*YOUR GOAL:* Look through the data below and return each line where "right" appears.

*DATASET CONTENT:*
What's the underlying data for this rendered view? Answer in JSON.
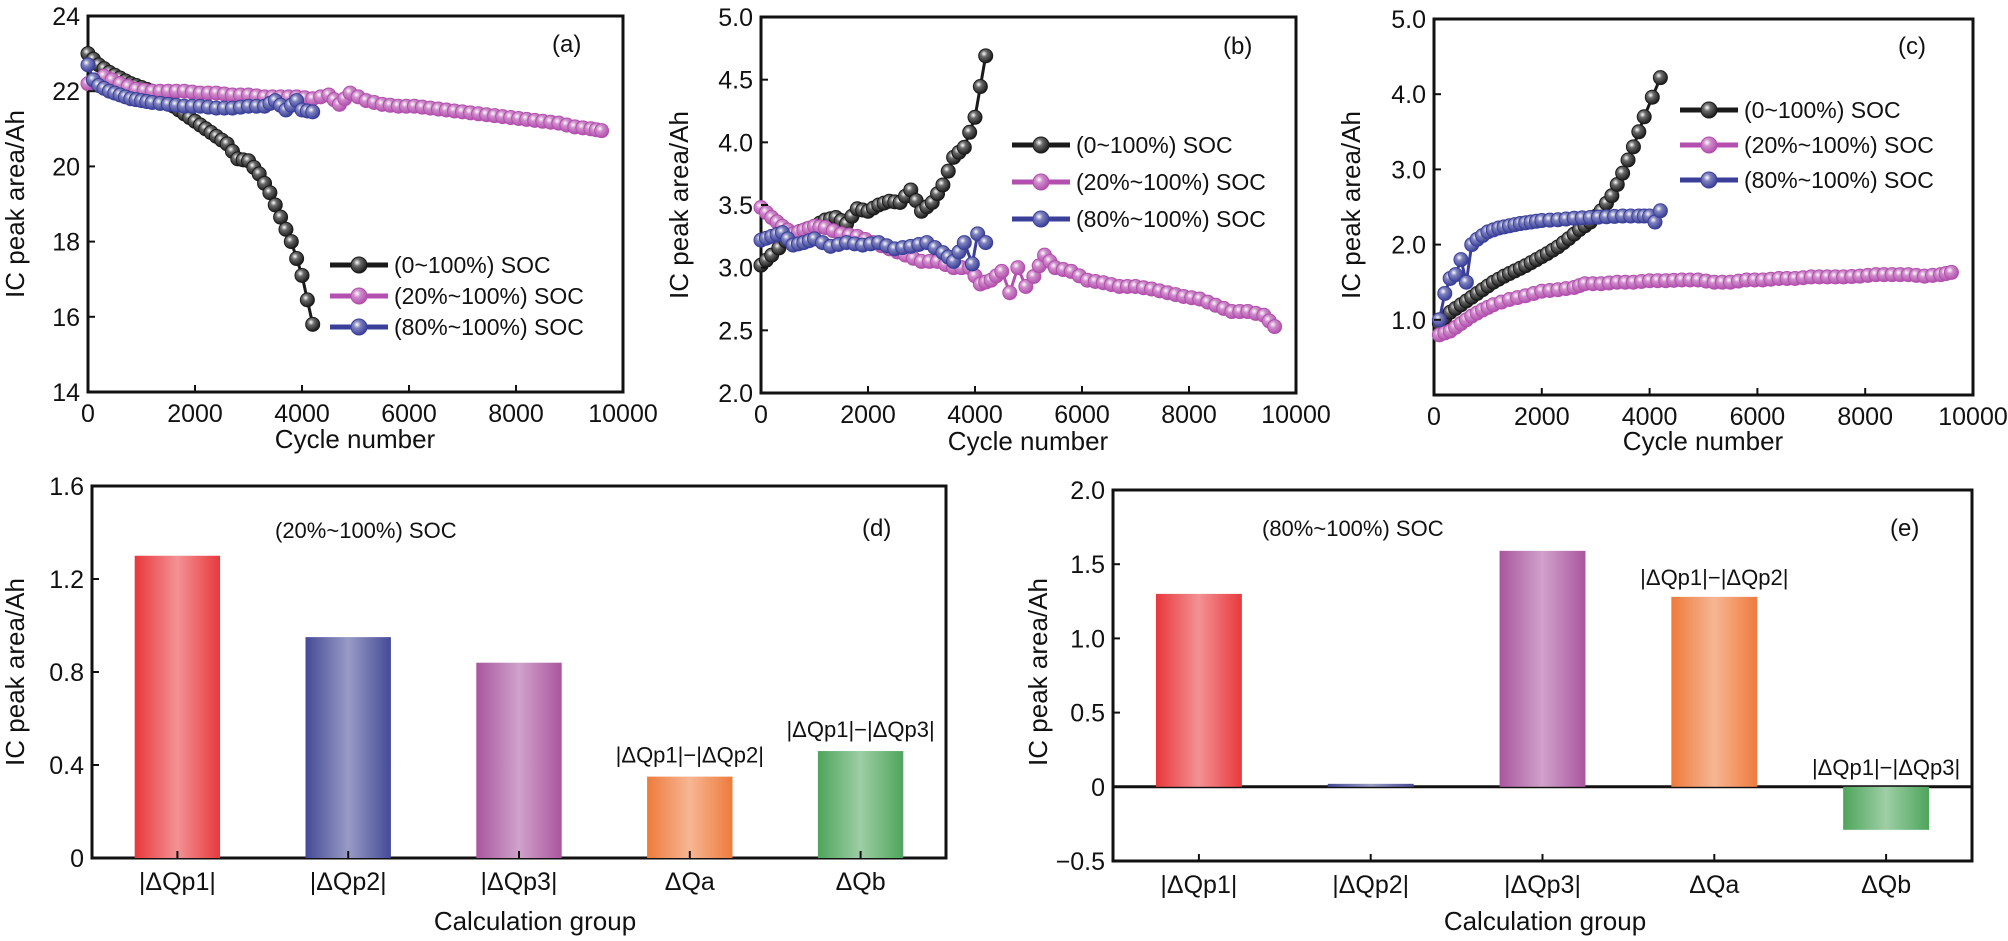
{
  "chart_data": [
    {
      "id": "a",
      "type": "line",
      "panel_label": "(a)",
      "title": "",
      "xlabel": "Cycle number",
      "ylabel": "IC peak area/Ah",
      "xlim": [
        0,
        10000
      ],
      "ylim": [
        14,
        24
      ],
      "xticks": [
        0,
        2000,
        4000,
        6000,
        8000,
        10000
      ],
      "xtick_labels": [
        "0",
        "2000",
        "4000",
        "6000",
        "8000",
        "10000"
      ],
      "yticks": [
        14,
        16,
        18,
        20,
        22,
        24
      ],
      "ytick_labels": [
        "14",
        "16",
        "18",
        "20",
        "22",
        "24"
      ],
      "grid": false,
      "legend_position": "bottom-right",
      "series": [
        {
          "name": "(0~100%) SOC",
          "color": "#1a1a1a",
          "x": [
            0,
            200,
            400,
            600,
            800,
            1000,
            1200,
            1400,
            1600,
            1800,
            2000,
            2200,
            2400,
            2600,
            2800,
            3000,
            3200,
            3400,
            3600,
            3800,
            4000,
            4200
          ],
          "y": [
            23.0,
            22.7,
            22.5,
            22.35,
            22.2,
            22.1,
            22.0,
            21.85,
            21.6,
            21.4,
            21.2,
            21.0,
            20.8,
            20.6,
            20.2,
            20.15,
            19.8,
            19.3,
            18.65,
            18.0,
            17.1,
            15.8
          ]
        },
        {
          "name": "(20%~100%) SOC",
          "color": "#b34fae",
          "x": [
            0,
            300,
            600,
            900,
            1200,
            1500,
            1800,
            2100,
            2400,
            2700,
            3000,
            3300,
            3600,
            3900,
            4200,
            4500,
            4700,
            4900,
            5200,
            5500,
            5800,
            6100,
            6400,
            6700,
            7000,
            7300,
            7600,
            7900,
            8200,
            8500,
            8800,
            9100,
            9400,
            9600
          ],
          "y": [
            22.2,
            22.4,
            22.2,
            22.05,
            22.0,
            22.0,
            22.0,
            21.95,
            21.95,
            21.9,
            21.9,
            21.85,
            21.85,
            21.85,
            21.8,
            21.9,
            21.65,
            21.95,
            21.75,
            21.65,
            21.6,
            21.6,
            21.55,
            21.5,
            21.45,
            21.4,
            21.35,
            21.3,
            21.25,
            21.2,
            21.15,
            21.05,
            21.0,
            20.95
          ]
        },
        {
          "name": "(80%~100%) SOC",
          "color": "#3a3f9a",
          "x": [
            0,
            100,
            200,
            400,
            600,
            800,
            1000,
            1200,
            1500,
            1800,
            2100,
            2400,
            2700,
            3000,
            3300,
            3500,
            3700,
            3900,
            4000,
            4200
          ],
          "y": [
            22.7,
            22.3,
            22.15,
            22.0,
            21.9,
            21.8,
            21.75,
            21.7,
            21.65,
            21.6,
            21.6,
            21.55,
            21.55,
            21.6,
            21.6,
            21.75,
            21.5,
            21.75,
            21.5,
            21.45
          ]
        }
      ]
    },
    {
      "id": "b",
      "type": "line",
      "panel_label": "(b)",
      "title": "",
      "xlabel": "Cycle number",
      "ylabel": "IC peak area/Ah",
      "xlim": [
        0,
        10000
      ],
      "ylim": [
        2.0,
        5.0
      ],
      "xticks": [
        0,
        2000,
        4000,
        6000,
        8000,
        10000
      ],
      "xtick_labels": [
        "0",
        "2000",
        "4000",
        "6000",
        "8000",
        "10000"
      ],
      "yticks": [
        2.0,
        2.5,
        3.0,
        3.5,
        4.0,
        4.5,
        5.0
      ],
      "ytick_labels": [
        "2.0",
        "2.5",
        "3.0",
        "3.5",
        "4.0",
        "4.5",
        "5.0"
      ],
      "grid": false,
      "legend_position": "center-right",
      "series": [
        {
          "name": "(0~100%) SOC",
          "color": "#1a1a1a",
          "x": [
            0,
            200,
            600,
            1000,
            1200,
            1400,
            1600,
            1800,
            2000,
            2200,
            2400,
            2600,
            2800,
            3000,
            3200,
            3400,
            3600,
            3800,
            4000,
            4200
          ],
          "y": [
            3.02,
            3.1,
            3.27,
            3.33,
            3.38,
            3.4,
            3.35,
            3.47,
            3.45,
            3.5,
            3.53,
            3.52,
            3.62,
            3.45,
            3.52,
            3.66,
            3.88,
            3.96,
            4.2,
            4.69
          ]
        },
        {
          "name": "(20%~100%) SOC",
          "color": "#b34fae",
          "x": [
            0,
            200,
            400,
            600,
            800,
            1000,
            1200,
            1500,
            1800,
            2100,
            2400,
            2700,
            3000,
            3300,
            3600,
            3900,
            4100,
            4300,
            4500,
            4650,
            4800,
            4950,
            5100,
            5300,
            5500,
            5800,
            6100,
            6400,
            6700,
            7000,
            7300,
            7600,
            7900,
            8200,
            8500,
            8800,
            9100,
            9400,
            9600
          ],
          "y": [
            3.48,
            3.4,
            3.33,
            3.27,
            3.3,
            3.33,
            3.32,
            3.27,
            3.25,
            3.2,
            3.15,
            3.1,
            3.05,
            3.05,
            3.0,
            3.0,
            2.87,
            2.9,
            2.97,
            2.8,
            3.0,
            2.85,
            2.93,
            3.1,
            3.0,
            2.97,
            2.9,
            2.88,
            2.85,
            2.85,
            2.83,
            2.8,
            2.77,
            2.75,
            2.7,
            2.65,
            2.65,
            2.62,
            2.53
          ]
        },
        {
          "name": "(80%~100%) SOC",
          "color": "#3a3f9a",
          "x": [
            0,
            200,
            400,
            600,
            800,
            1000,
            1300,
            1600,
            1900,
            2200,
            2500,
            2800,
            3100,
            3400,
            3600,
            3800,
            3950,
            4050,
            4200
          ],
          "y": [
            3.22,
            3.25,
            3.28,
            3.18,
            3.2,
            3.23,
            3.17,
            3.2,
            3.18,
            3.2,
            3.15,
            3.17,
            3.2,
            3.12,
            3.05,
            3.2,
            3.03,
            3.27,
            3.2
          ]
        }
      ]
    },
    {
      "id": "c",
      "type": "line",
      "panel_label": "(c)",
      "title": "",
      "xlabel": "Cycle number",
      "ylabel": "IC peak area/Ah",
      "xlim": [
        0,
        10000
      ],
      "ylim": [
        0,
        5.0
      ],
      "xticks": [
        0,
        2000,
        4000,
        6000,
        8000,
        10000
      ],
      "xtick_labels": [
        "0",
        "2000",
        "4000",
        "6000",
        "8000",
        "10000"
      ],
      "yticks": [
        1.0,
        2.0,
        3.0,
        4.0,
        5.0
      ],
      "ytick_labels": [
        "1.0",
        "2.0",
        "3.0",
        "4.0",
        "5.0"
      ],
      "grid": false,
      "legend_position": "top-right",
      "series": [
        {
          "name": "(0~100%) SOC",
          "color": "#1a1a1a",
          "x": [
            100,
            300,
            500,
            700,
            900,
            1100,
            1300,
            1500,
            1700,
            1900,
            2100,
            2300,
            2500,
            2700,
            2900,
            3100,
            3300,
            3500,
            3700,
            3900,
            4200
          ],
          "y": [
            0.95,
            1.1,
            1.2,
            1.3,
            1.4,
            1.5,
            1.58,
            1.65,
            1.72,
            1.8,
            1.88,
            1.97,
            2.08,
            2.2,
            2.3,
            2.45,
            2.65,
            2.95,
            3.3,
            3.7,
            4.22
          ]
        },
        {
          "name": "(20%~100%) SOC",
          "color": "#b34fae",
          "x": [
            100,
            300,
            500,
            700,
            900,
            1100,
            1400,
            1700,
            2000,
            2300,
            2600,
            2800,
            3100,
            3400,
            3700,
            4000,
            4300,
            4600,
            4900,
            5200,
            5500,
            5800,
            6100,
            6400,
            6700,
            7000,
            7300,
            7600,
            7900,
            8200,
            8500,
            8800,
            9100,
            9400,
            9600
          ],
          "y": [
            0.8,
            0.85,
            0.95,
            1.05,
            1.13,
            1.2,
            1.27,
            1.32,
            1.38,
            1.4,
            1.43,
            1.48,
            1.48,
            1.5,
            1.5,
            1.52,
            1.52,
            1.53,
            1.53,
            1.5,
            1.5,
            1.53,
            1.53,
            1.55,
            1.55,
            1.57,
            1.57,
            1.57,
            1.58,
            1.6,
            1.6,
            1.6,
            1.58,
            1.6,
            1.63
          ]
        },
        {
          "name": "(80%~100%) SOC",
          "color": "#3a3f9a",
          "x": [
            100,
            200,
            300,
            400,
            500,
            600,
            700,
            800,
            900,
            1000,
            1200,
            1400,
            1600,
            1800,
            2000,
            2300,
            2600,
            2900,
            3200,
            3500,
            3800,
            4000,
            4100,
            4200
          ],
          "y": [
            1.0,
            1.35,
            1.55,
            1.6,
            1.8,
            1.5,
            2.0,
            2.07,
            2.12,
            2.17,
            2.22,
            2.25,
            2.28,
            2.3,
            2.32,
            2.33,
            2.35,
            2.36,
            2.37,
            2.38,
            2.38,
            2.38,
            2.3,
            2.45
          ]
        }
      ]
    },
    {
      "id": "d",
      "type": "bar",
      "panel_label": "(d)",
      "title": "(20%~100%) SOC",
      "xlabel": "Calculation group",
      "ylabel": "IC peak area/Ah",
      "ylim": [
        0,
        1.6
      ],
      "yticks": [
        0,
        0.4,
        0.8,
        1.2,
        1.6
      ],
      "ytick_labels": [
        "0",
        "0.4",
        "0.8",
        "1.2",
        "1.6"
      ],
      "grid": false,
      "categories": [
        "|ΔQp1|",
        "|ΔQp2|",
        "|ΔQp3|",
        "ΔQa",
        "ΔQb"
      ],
      "values": [
        1.3,
        0.95,
        0.84,
        0.35,
        0.46
      ],
      "colors": [
        "#e8383c",
        "#444a96",
        "#a9569f",
        "#ee7b3c",
        "#4ea55c"
      ],
      "annotations": [
        {
          "category": "ΔQa",
          "text": "|ΔQp1|−|ΔQp2|"
        },
        {
          "category": "ΔQb",
          "text": "|ΔQp1|−|ΔQp3|"
        }
      ]
    },
    {
      "id": "e",
      "type": "bar",
      "panel_label": "(e)",
      "title": "(80%~100%) SOC",
      "xlabel": "Calculation group",
      "ylabel": "IC peak area/Ah",
      "ylim": [
        -0.5,
        2.0
      ],
      "yticks": [
        -0.5,
        0,
        0.5,
        1.0,
        1.5,
        2.0
      ],
      "ytick_labels": [
        "−0.5",
        "0",
        "0.5",
        "1.0",
        "1.5",
        "2.0"
      ],
      "grid": false,
      "categories": [
        "|ΔQp1|",
        "|ΔQp2|",
        "|ΔQp3|",
        "ΔQa",
        "ΔQb"
      ],
      "values": [
        1.3,
        0.02,
        1.59,
        1.28,
        -0.29
      ],
      "colors": [
        "#e8383c",
        "#444a96",
        "#a9569f",
        "#ee7b3c",
        "#4ea55c"
      ],
      "annotations": [
        {
          "category": "ΔQa",
          "text": "|ΔQp1|−|ΔQp2|"
        },
        {
          "category": "ΔQb",
          "text": "|ΔQp1|−|ΔQp3|"
        }
      ]
    }
  ]
}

*SOLUTION TO THIS TASK:*
      "legend_position": "bottom-right",
      "legend_position": "center-right",
      "legend_position": "top-right",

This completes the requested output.